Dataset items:

######

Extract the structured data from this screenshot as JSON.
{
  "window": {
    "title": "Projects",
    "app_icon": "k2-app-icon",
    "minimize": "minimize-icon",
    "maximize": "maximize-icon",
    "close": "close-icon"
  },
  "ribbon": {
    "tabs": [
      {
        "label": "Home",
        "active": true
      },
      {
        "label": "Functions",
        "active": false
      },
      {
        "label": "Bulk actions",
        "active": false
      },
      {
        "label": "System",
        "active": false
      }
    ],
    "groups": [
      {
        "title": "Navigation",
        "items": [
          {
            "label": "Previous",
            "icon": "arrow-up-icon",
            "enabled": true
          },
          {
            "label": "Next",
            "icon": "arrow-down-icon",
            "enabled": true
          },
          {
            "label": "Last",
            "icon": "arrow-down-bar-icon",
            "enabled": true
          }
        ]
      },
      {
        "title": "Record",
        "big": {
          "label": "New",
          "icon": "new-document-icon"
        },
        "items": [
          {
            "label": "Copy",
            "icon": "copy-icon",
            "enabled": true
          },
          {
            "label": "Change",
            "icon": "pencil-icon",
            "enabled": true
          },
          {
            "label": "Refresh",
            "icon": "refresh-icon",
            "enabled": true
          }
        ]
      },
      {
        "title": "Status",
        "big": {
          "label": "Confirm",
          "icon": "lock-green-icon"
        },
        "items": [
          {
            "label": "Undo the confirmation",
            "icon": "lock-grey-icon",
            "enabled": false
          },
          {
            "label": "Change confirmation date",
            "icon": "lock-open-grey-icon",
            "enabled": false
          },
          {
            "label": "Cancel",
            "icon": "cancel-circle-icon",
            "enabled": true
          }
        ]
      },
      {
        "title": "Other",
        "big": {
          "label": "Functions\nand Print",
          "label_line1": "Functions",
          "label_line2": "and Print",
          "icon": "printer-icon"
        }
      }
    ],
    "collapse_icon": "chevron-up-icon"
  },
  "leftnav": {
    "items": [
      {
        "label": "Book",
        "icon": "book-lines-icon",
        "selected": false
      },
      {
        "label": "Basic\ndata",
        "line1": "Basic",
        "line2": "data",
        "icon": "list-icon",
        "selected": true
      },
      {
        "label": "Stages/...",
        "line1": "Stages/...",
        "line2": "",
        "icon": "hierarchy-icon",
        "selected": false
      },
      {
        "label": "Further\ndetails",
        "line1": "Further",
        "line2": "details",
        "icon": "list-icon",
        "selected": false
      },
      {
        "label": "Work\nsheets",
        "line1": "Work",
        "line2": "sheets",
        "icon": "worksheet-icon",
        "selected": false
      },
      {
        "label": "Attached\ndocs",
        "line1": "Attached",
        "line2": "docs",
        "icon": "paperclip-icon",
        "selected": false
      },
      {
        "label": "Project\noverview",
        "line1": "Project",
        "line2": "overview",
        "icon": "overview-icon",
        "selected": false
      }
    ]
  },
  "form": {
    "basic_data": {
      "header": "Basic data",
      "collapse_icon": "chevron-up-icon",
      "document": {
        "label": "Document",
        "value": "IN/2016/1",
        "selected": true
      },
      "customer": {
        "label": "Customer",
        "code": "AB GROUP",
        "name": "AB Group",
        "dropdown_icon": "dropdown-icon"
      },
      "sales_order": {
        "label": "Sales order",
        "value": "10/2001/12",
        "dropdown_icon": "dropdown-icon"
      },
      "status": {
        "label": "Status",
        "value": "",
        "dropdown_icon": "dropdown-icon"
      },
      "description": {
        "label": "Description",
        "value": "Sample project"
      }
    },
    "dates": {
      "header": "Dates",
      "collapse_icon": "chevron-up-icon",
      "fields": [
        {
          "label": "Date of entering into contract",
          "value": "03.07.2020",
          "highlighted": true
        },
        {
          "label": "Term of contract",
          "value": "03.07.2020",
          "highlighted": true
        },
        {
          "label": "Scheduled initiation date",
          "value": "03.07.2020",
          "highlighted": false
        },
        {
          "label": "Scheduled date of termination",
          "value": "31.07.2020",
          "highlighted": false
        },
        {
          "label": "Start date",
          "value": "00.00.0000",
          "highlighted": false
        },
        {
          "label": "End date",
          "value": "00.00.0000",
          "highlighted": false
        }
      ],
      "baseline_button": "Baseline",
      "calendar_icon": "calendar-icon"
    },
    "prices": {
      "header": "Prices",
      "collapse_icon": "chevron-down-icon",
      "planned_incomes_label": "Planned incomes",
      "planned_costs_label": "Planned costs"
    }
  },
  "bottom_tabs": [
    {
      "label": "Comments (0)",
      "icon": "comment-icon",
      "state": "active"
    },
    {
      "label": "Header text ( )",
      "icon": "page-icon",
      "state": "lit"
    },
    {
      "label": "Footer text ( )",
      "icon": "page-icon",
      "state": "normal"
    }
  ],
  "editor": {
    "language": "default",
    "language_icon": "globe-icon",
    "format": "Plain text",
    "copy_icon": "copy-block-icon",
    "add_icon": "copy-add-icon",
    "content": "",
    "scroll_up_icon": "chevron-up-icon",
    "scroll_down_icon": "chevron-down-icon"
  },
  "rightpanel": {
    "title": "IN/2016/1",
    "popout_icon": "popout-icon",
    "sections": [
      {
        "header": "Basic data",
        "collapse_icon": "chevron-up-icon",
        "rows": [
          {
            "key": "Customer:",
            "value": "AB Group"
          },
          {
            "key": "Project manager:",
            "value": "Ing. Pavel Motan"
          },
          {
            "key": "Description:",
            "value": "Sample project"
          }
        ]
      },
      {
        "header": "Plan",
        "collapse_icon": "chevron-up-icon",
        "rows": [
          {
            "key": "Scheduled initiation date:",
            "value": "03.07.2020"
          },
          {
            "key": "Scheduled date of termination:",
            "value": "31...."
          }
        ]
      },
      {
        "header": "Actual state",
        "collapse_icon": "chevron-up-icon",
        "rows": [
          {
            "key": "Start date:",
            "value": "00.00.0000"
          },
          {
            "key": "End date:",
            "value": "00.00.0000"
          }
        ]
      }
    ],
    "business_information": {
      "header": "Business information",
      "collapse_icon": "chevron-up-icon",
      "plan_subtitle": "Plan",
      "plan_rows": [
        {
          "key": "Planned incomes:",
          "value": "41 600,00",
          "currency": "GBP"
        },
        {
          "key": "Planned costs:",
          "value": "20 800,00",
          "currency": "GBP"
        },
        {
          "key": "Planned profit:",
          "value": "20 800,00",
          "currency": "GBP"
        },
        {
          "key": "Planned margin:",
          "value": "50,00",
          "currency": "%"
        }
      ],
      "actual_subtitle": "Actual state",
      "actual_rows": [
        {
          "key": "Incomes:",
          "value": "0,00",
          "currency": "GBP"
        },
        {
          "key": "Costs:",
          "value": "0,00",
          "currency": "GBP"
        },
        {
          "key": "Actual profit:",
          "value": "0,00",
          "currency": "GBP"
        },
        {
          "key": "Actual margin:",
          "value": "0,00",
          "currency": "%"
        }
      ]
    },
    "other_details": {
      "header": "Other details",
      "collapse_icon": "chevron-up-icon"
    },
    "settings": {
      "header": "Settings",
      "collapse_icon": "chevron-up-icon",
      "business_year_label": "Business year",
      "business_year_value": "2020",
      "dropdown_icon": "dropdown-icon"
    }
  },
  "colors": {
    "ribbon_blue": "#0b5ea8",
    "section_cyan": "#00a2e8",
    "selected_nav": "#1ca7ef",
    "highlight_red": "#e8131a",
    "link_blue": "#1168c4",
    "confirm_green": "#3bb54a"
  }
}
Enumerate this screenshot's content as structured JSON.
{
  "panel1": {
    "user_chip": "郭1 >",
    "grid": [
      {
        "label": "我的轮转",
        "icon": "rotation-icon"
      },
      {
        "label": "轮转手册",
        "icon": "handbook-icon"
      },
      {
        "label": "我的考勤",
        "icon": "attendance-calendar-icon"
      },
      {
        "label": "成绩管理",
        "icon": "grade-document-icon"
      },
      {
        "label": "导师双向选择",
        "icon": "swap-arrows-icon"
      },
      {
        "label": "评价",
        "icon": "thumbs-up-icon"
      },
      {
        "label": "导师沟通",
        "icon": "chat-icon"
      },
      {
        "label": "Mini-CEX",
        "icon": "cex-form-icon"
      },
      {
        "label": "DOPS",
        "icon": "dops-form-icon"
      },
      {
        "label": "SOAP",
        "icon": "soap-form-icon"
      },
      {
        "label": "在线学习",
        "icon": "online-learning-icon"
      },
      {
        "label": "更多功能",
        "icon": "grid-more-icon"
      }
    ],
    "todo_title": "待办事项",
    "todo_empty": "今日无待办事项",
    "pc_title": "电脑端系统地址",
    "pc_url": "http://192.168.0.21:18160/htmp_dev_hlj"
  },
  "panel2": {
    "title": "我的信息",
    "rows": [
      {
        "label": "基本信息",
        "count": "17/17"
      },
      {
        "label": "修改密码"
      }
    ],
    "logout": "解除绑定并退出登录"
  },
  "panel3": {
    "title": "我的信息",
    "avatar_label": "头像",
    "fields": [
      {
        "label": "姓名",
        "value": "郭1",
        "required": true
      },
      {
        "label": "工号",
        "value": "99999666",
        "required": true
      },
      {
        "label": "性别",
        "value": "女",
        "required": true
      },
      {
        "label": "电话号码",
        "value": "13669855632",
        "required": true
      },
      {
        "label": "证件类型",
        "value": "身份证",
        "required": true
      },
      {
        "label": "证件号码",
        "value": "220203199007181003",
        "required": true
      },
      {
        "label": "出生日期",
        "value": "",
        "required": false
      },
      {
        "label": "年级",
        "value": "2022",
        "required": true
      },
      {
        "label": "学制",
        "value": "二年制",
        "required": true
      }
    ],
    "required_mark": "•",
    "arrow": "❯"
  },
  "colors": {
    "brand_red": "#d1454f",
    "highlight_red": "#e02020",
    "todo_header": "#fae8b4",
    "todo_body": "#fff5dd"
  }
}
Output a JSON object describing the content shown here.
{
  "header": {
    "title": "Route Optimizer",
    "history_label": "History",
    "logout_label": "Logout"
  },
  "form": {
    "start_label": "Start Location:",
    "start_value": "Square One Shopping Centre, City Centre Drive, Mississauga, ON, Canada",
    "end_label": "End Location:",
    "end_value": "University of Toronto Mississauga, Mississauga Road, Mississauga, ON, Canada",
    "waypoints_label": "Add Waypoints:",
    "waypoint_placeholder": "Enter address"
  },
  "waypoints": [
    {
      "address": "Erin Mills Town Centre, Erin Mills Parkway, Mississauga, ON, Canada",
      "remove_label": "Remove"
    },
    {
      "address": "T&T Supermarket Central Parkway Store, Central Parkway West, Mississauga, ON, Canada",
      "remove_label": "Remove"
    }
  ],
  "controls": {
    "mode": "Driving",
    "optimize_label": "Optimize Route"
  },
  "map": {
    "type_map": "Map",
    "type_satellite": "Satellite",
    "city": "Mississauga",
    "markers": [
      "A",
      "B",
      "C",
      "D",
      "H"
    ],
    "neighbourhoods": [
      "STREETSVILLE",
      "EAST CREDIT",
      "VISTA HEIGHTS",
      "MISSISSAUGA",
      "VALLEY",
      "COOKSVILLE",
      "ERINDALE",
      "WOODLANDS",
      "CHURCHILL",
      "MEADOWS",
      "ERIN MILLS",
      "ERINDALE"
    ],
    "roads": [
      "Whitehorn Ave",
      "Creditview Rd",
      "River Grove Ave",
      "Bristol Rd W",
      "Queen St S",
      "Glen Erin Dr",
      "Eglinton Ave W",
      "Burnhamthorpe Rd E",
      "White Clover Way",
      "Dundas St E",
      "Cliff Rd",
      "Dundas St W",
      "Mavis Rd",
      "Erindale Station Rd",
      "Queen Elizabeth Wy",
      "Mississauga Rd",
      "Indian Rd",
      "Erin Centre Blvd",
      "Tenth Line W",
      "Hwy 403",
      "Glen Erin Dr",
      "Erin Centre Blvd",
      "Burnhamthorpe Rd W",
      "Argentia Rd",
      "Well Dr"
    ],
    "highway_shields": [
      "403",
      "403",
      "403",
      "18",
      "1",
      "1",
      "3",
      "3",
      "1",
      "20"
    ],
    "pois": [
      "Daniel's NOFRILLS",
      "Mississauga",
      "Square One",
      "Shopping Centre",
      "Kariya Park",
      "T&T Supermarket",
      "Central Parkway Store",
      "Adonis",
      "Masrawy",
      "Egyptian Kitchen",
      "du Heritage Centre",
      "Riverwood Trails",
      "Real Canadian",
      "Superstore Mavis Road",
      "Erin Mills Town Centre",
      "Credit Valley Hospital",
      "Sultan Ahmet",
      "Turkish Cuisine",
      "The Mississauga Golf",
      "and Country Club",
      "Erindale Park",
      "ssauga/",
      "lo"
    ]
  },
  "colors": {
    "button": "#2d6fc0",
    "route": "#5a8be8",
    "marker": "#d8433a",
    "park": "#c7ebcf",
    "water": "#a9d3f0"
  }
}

######

● **WHAT THE EXERCISE ASKS**
Keep only those lines of the records that hold "Shopping", and return them.

● **RESULT FOR THIS EXERCISE**
    "start_value": "Square One Shopping Centre, City Centre Drive, Mississauga, ON, Canada",
      "Shopping Centre",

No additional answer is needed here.